--- START ---

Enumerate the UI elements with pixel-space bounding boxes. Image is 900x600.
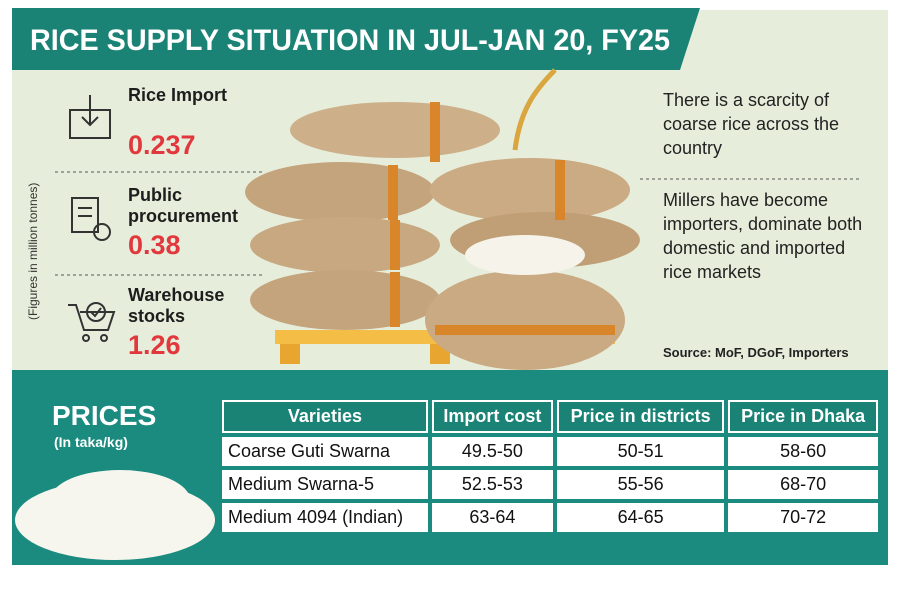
stat-label: Public procurement: [128, 185, 239, 226]
header-row: Varieties Import cost Price in districts Pr…: [222, 400, 878, 433]
column-header: Price in Dhaka: [728, 400, 878, 433]
table-cell: Medium 4094 (Indian): [222, 503, 428, 532]
table-cell: 50-51: [556, 437, 725, 466]
stat-label: Warehouse stocks: [128, 285, 225, 326]
rice-sacks: [245, 68, 640, 370]
side-note: (Figures in million tonnes): [26, 182, 40, 320]
table-cell: 55-56: [556, 470, 725, 499]
table-cell: 68-70: [728, 470, 878, 499]
stat-label: Rice Import: [128, 85, 228, 105]
prices-unit: (In taka/kg): [54, 434, 128, 450]
table-cell: Coarse Guti Swarna: [222, 437, 428, 466]
table-cell: 49.5-50: [431, 437, 553, 466]
table-row: Medium Swarna-5 52.5-53 55-56 68-70: [222, 470, 878, 499]
stat-value: 1.26: [128, 330, 181, 360]
pallet: [280, 344, 300, 364]
table-cell: Medium Swarna-5: [222, 470, 428, 499]
note: There is a scarcity of coarse rice acros…: [663, 90, 840, 158]
icons: [68, 95, 116, 342]
table-cell: 64-65: [556, 503, 725, 532]
table-row: Medium 4094 (Indian) 63-64 64-65 70-72: [222, 503, 878, 532]
title-layer: RICE SUPPLY SITUATION IN JUL-JAN 20, FY2…: [30, 24, 670, 57]
table-cell: 58-60: [728, 437, 878, 466]
column-header: Varieties: [222, 400, 428, 433]
price-table: Varieties Import cost Price in districts Pr…: [218, 396, 882, 536]
source: Source: MoF, DGoF, Importers: [663, 345, 849, 360]
table-row: Coarse Guti Swarna 49.5-50 50-51 58-60: [222, 437, 878, 466]
prices-title: PRICES: [52, 400, 157, 431]
note: Millers have become importers, dominate …: [663, 190, 863, 282]
rice-pile: [15, 470, 215, 560]
column-header: Import cost: [431, 400, 553, 433]
stat-value: 0.38: [128, 230, 181, 260]
title: RICE SUPPLY SITUATION IN JUL-JAN 20, FY2…: [30, 24, 670, 57]
stat-value: 0.237: [128, 130, 196, 160]
title-banner: [12, 8, 700, 70]
table-cell: 63-64: [431, 503, 553, 532]
table-cell: 70-72: [728, 503, 878, 532]
table-cell: 52.5-53: [431, 470, 553, 499]
column-header: Price in districts: [556, 400, 725, 433]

--- END ---

Rewrite the lines above with every "table-cell" changed to "data-cell" and nothing else altered, leaving out the picture.

→ Response for this exercise
Enumerate the UI elements with pixel-space bounding boxes. Image is 900x600.
stat-label: Public procurement: [128, 185, 239, 226]
header-row: Varieties Import cost Price in districts Pr…: [222, 400, 878, 433]
column-header: Price in Dhaka: [728, 400, 878, 433]
data-cell: Medium 4094 (Indian): [222, 503, 428, 532]
data-cell: 50-51: [556, 437, 725, 466]
stat-label: Warehouse stocks: [128, 285, 225, 326]
rice-sacks: [245, 68, 640, 370]
side-note: (Figures in million tonnes): [26, 182, 40, 320]
data-cell: 55-56: [556, 470, 725, 499]
data-cell: 68-70: [728, 470, 878, 499]
stat-label: Rice Import: [128, 85, 228, 105]
prices-unit: (In taka/kg): [54, 434, 128, 450]
data-cell: Coarse Guti Swarna: [222, 437, 428, 466]
data-cell: 49.5-50: [431, 437, 553, 466]
table-row: Medium Swarna-5 52.5-53 55-56 68-70: [222, 470, 878, 499]
stat-value: 1.26: [128, 330, 181, 360]
pallet: [280, 344, 300, 364]
data-cell: Medium Swarna-5: [222, 470, 428, 499]
note: There is a scarcity of coarse rice acros…: [663, 90, 840, 158]
icons: [68, 95, 116, 342]
data-cell: 64-65: [556, 503, 725, 532]
table-row: Medium 4094 (Indian) 63-64 64-65 70-72: [222, 503, 878, 532]
title-layer: RICE SUPPLY SITUATION IN JUL-JAN 20, FY2…: [30, 24, 670, 57]
data-cell: 58-60: [728, 437, 878, 466]
column-header: Varieties: [222, 400, 428, 433]
price-table: Varieties Import cost Price in districts Pr…: [218, 396, 882, 536]
source: Source: MoF, DGoF, Importers: [663, 345, 849, 360]
table-row: Coarse Guti Swarna 49.5-50 50-51 58-60: [222, 437, 878, 466]
prices-title: PRICES: [52, 400, 157, 431]
note: Millers have become importers, dominate …: [663, 190, 863, 282]
rice-pile: [15, 470, 215, 560]
column-header: Import cost: [431, 400, 553, 433]
stat-value: 0.38: [128, 230, 181, 260]
title: RICE SUPPLY SITUATION IN JUL-JAN 20, FY2…: [30, 24, 670, 57]
stat-value: 0.237: [128, 130, 196, 160]
title-banner: [12, 8, 700, 70]
data-cell: 63-64: [431, 503, 553, 532]
data-cell: 70-72: [728, 503, 878, 532]
data-cell: 52.5-53: [431, 470, 553, 499]
column-header: Price in districts: [556, 400, 725, 433]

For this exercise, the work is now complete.